▶ _To be done_: Copy the data below exactly, omitting any picture it contains.

▶ _Supplied entries_:

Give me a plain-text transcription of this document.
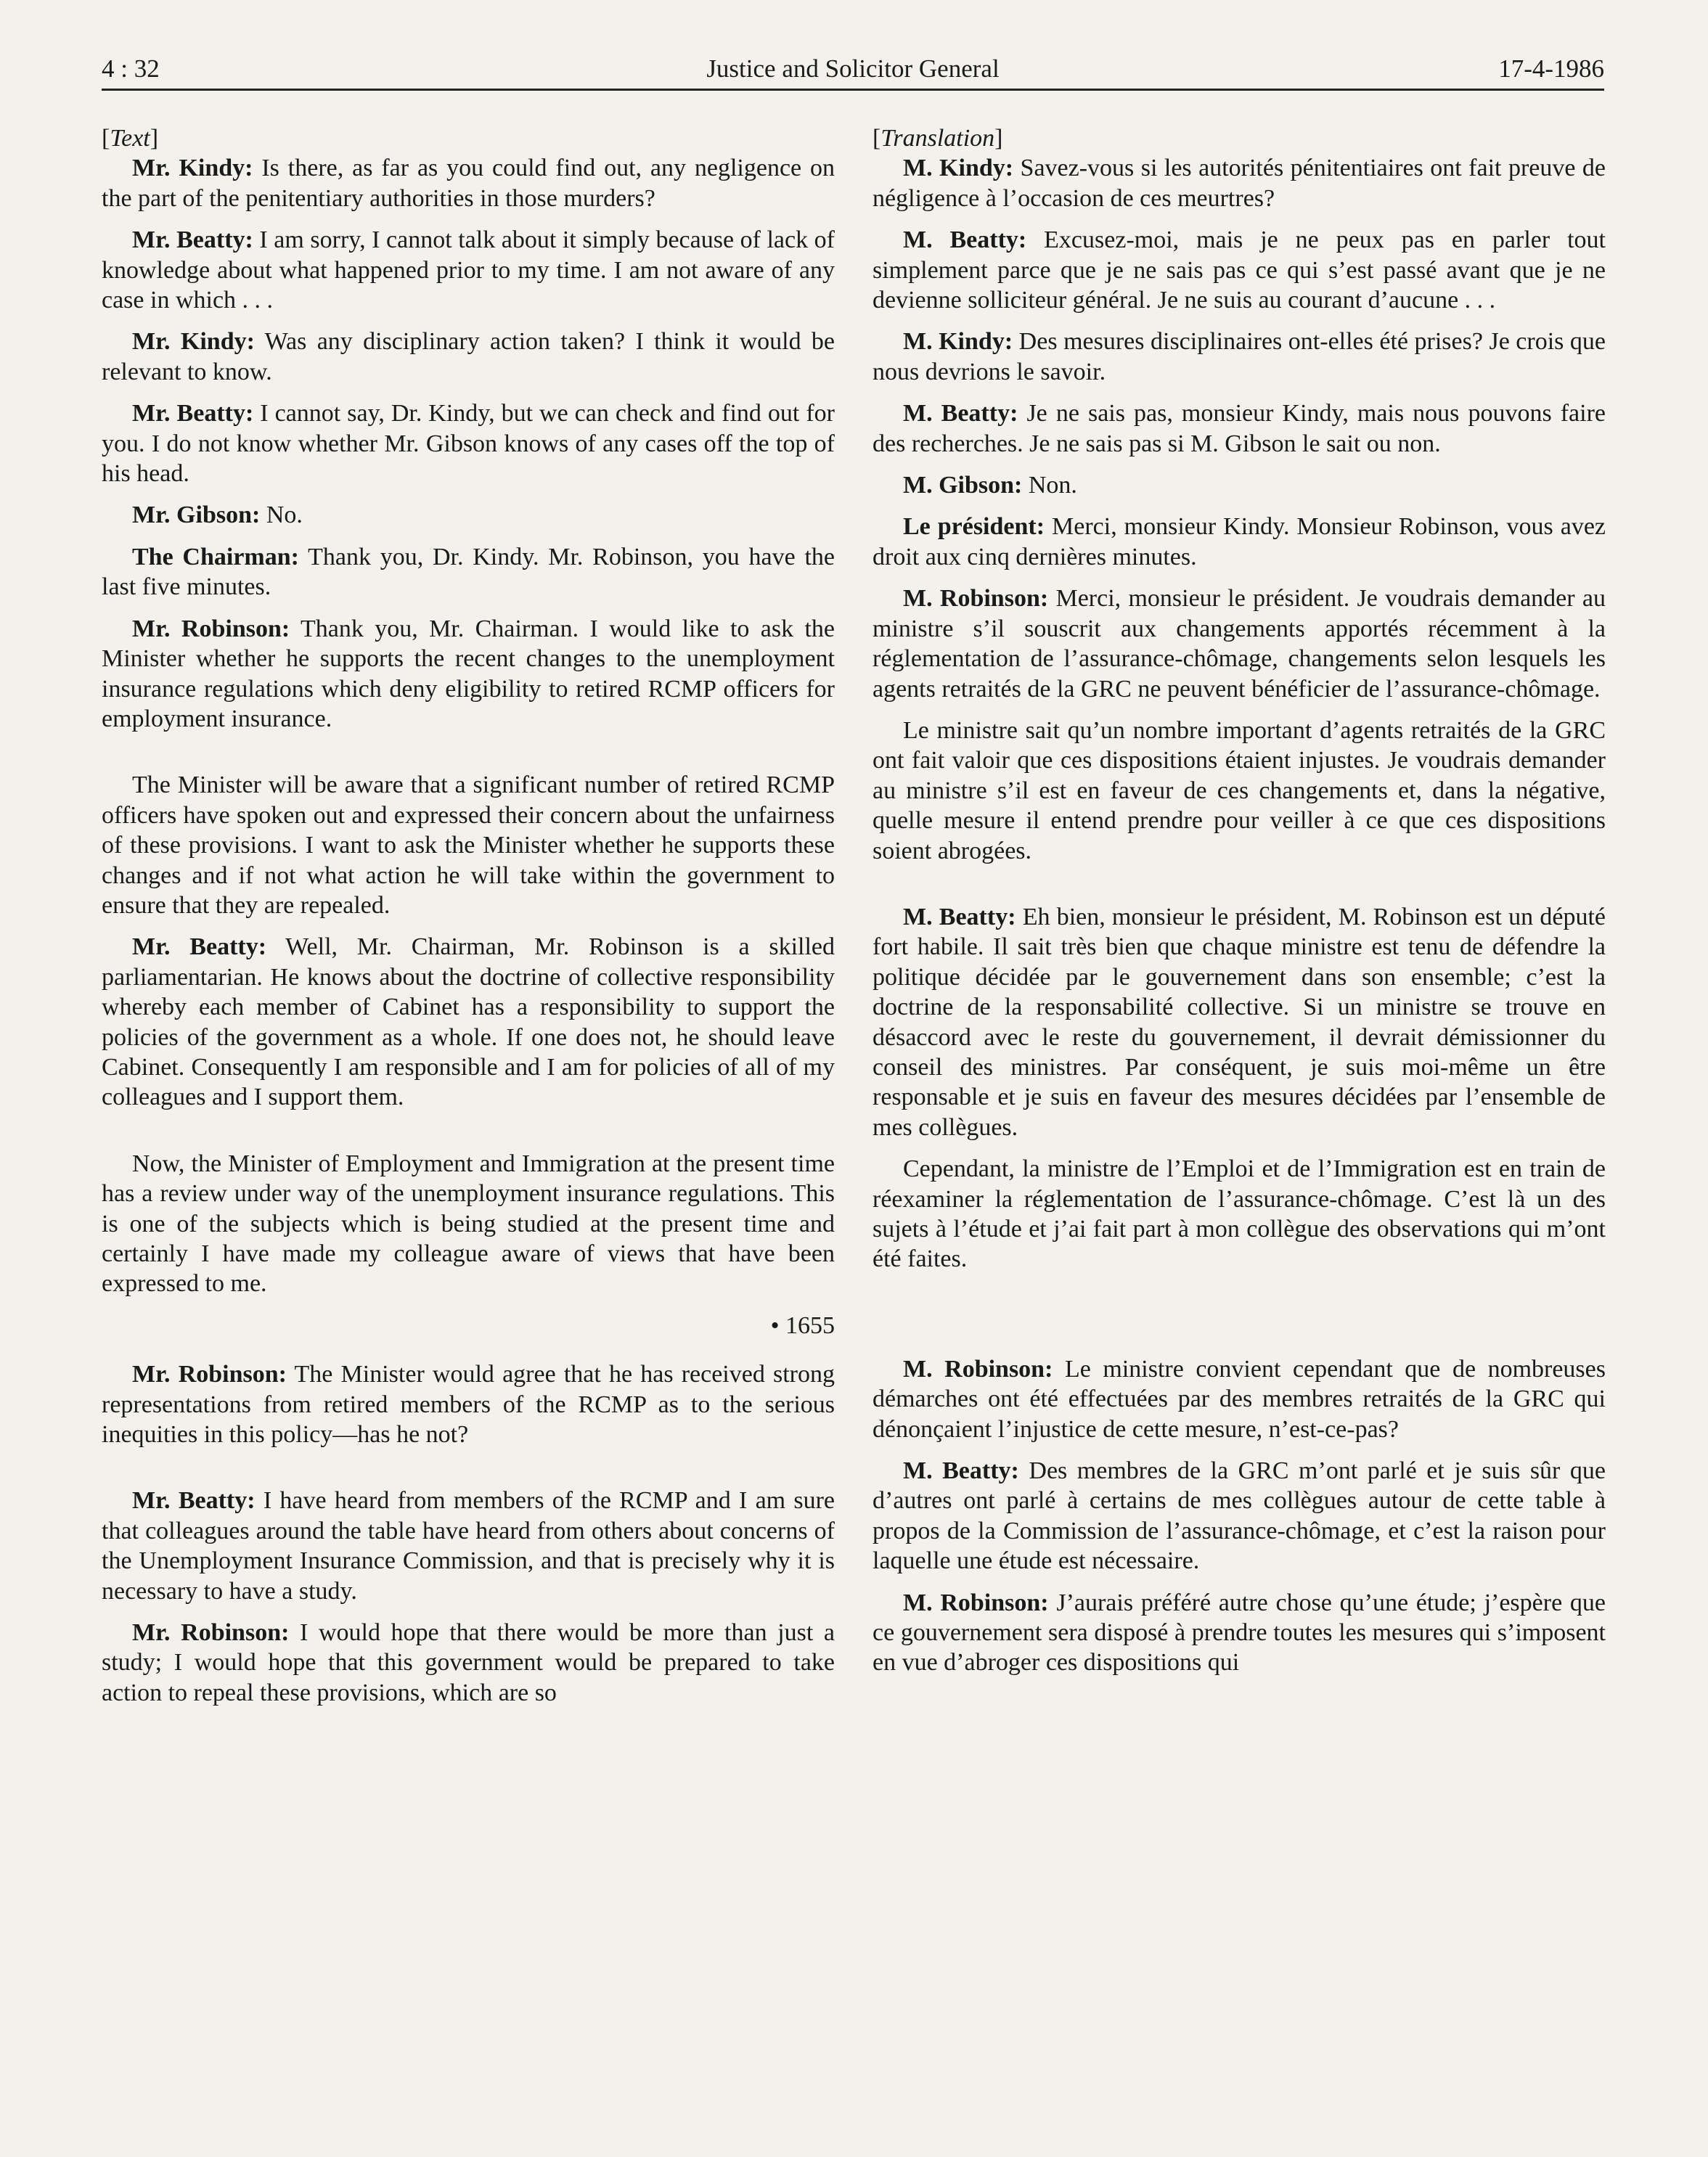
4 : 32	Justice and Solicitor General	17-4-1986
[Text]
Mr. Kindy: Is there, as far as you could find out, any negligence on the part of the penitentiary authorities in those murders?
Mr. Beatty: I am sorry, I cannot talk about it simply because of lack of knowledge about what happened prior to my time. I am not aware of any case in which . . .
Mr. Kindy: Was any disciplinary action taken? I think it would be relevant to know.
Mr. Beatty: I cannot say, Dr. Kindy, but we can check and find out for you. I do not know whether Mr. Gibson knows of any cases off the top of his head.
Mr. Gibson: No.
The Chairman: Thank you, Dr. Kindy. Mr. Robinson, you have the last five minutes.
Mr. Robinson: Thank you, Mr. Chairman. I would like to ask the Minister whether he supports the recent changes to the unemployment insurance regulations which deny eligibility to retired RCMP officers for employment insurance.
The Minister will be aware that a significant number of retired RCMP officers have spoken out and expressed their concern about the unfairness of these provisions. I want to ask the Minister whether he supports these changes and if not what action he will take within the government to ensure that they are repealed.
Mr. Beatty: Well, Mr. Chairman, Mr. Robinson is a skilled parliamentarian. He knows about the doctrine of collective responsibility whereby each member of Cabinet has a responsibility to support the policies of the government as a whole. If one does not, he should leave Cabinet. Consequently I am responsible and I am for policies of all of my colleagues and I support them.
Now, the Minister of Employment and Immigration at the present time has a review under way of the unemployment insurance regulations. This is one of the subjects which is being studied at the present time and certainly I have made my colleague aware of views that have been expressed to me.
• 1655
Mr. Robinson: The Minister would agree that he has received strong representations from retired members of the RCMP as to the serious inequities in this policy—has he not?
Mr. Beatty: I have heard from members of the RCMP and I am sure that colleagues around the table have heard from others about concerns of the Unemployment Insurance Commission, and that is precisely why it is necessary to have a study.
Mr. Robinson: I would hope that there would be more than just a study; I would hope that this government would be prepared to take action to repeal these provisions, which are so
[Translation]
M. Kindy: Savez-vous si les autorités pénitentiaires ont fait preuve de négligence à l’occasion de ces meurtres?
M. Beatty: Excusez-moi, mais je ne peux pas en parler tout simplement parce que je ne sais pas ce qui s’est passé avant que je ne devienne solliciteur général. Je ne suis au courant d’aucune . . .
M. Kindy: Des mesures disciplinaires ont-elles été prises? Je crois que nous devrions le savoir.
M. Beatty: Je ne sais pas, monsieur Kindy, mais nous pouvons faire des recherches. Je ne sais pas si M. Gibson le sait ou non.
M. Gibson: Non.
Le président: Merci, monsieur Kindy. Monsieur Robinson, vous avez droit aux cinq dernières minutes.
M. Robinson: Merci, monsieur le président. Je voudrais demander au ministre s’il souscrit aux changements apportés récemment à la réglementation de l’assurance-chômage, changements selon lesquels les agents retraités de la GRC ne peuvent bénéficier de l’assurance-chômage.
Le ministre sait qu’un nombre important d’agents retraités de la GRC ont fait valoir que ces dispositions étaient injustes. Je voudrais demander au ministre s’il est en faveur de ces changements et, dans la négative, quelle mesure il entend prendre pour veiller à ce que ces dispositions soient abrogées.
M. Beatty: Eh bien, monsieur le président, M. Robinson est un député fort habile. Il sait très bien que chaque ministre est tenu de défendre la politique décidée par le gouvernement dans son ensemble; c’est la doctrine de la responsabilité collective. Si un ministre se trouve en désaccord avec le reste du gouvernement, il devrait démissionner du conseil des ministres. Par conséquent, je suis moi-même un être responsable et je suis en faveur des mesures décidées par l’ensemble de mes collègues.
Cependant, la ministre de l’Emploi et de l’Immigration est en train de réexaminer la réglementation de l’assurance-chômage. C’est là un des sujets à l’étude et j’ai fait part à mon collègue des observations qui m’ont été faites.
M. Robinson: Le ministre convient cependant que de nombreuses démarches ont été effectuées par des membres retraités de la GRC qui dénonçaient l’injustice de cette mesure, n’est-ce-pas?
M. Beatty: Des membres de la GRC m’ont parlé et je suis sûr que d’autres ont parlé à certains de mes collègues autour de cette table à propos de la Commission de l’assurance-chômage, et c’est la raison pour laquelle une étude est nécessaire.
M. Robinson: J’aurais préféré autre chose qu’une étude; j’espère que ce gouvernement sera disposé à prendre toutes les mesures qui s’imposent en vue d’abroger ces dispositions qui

▶ _Task solution_:
Give me a plain-text transcription of this document.
4 : 32	Justice and Solicitor General	17-4-1986
[Text]
Mr. Kindy: Is there, as far as you could find out, any negligence on the part of the penitentiary authorities in those murders?
Mr. Beatty: I am sorry, I cannot talk about it simply because of lack of knowledge about what happened prior to my time. I am not aware of any case in which . . .
Mr. Kindy: Was any disciplinary action taken? I think it would be relevant to know.
Mr. Beatty: I cannot say, Dr. Kindy, but we can check and find out for you. I do not know whether Mr. Gibson knows of any cases off the top of his head.
Mr. Gibson: No.
The Chairman: Thank you, Dr. Kindy. Mr. Robinson, you have the last five minutes.
Mr. Robinson: Thank you, Mr. Chairman. I would like to ask the Minister whether he supports the recent changes to the unemployment insurance regulations which deny eligibility to retired RCMP officers for employment insurance.
The Minister will be aware that a significant number of retired RCMP officers have spoken out and expressed their concern about the unfairness of these provisions. I want to ask the Minister whether he supports these changes and if not what action he will take within the government to ensure that they are repealed.
Mr. Beatty: Well, Mr. Chairman, Mr. Robinson is a skilled parliamentarian. He knows about the doctrine of collective responsibility whereby each member of Cabinet has a responsibility to support the policies of the government as a whole. If one does not, he should leave Cabinet. Consequently I am responsible and I am for policies of all of my colleagues and I support them.
Now, the Minister of Employment and Immigration at the present time has a review under way of the unemployment insurance regulations. This is one of the subjects which is being studied at the present time and certainly I have made my colleague aware of views that have been expressed to me.
• 1655
Mr. Robinson: The Minister would agree that he has received strong representations from retired members of the RCMP as to the serious inequities in this policy—has he not?
Mr. Beatty: I have heard from members of the RCMP and I am sure that colleagues around the table have heard from others about concerns of the Unemployment Insurance Commission, and that is precisely why it is necessary to have a study.
Mr. Robinson: I would hope that there would be more than just a study; I would hope that this government would be prepared to take action to repeal these provisions, which are so
[Translation]
M. Kindy: Savez-vous si les autorités pénitentiaires ont fait preuve de négligence à l’occasion de ces meurtres?
M. Beatty: Excusez-moi, mais je ne peux pas en parler tout simplement parce que je ne sais pas ce qui s’est passé avant que je ne devienne solliciteur général. Je ne suis au courant d’aucune . . .
M. Kindy: Des mesures disciplinaires ont-elles été prises? Je crois que nous devrions le savoir.
M. Beatty: Je ne sais pas, monsieur Kindy, mais nous pouvons faire des recherches. Je ne sais pas si M. Gibson le sait ou non.
M. Gibson: Non.
Le président: Merci, monsieur Kindy. Monsieur Robinson, vous avez droit aux cinq dernières minutes.
M. Robinson: Merci, monsieur le président. Je voudrais demander au ministre s’il souscrit aux changements apportés récemment à la réglementation de l’assurance-chômage, changements selon lesquels les agents retraités de la GRC ne peuvent bénéficier de l’assurance-chômage.
Le ministre sait qu’un nombre important d’agents retraités de la GRC ont fait valoir que ces dispositions étaient injustes. Je voudrais demander au ministre s’il est en faveur de ces changements et, dans la négative, quelle mesure il entend prendre pour veiller à ce que ces dispositions soient abrogées.
M. Beatty: Eh bien, monsieur le président, M. Robinson est un député fort habile. Il sait très bien que chaque ministre est tenu de défendre la politique décidée par le gouvernement dans son ensemble; c’est la doctrine de la responsabilité collective. Si un ministre se trouve en désaccord avec le reste du gouvernement, il devrait démissionner du conseil des ministres. Par conséquent, je suis moi-même un être responsable et je suis en faveur des mesures décidées par l’ensemble de mes collègues.
Cependant, la ministre de l’Emploi et de l’Immigration est en train de réexaminer la réglementation de l’assurance-chômage. C’est là un des sujets à l’étude et j’ai fait part à mon collègue des observations qui m’ont été faites.
M. Robinson: Le ministre convient cependant que de nombreuses démarches ont été effectuées par des membres retraités de la GRC qui dénonçaient l’injustice de cette mesure, n’est-ce-pas?
M. Beatty: Des membres de la GRC m’ont parlé et je suis sûr que d’autres ont parlé à certains de mes collègues autour de cette table à propos de la Commission de l’assurance-chômage, et c’est la raison pour laquelle une étude est nécessaire.
M. Robinson: J’aurais préféré autre chose qu’une étude; j’espère que ce gouvernement sera disposé à prendre toutes les mesures qui s’imposent en vue d’abroger ces dispositions qui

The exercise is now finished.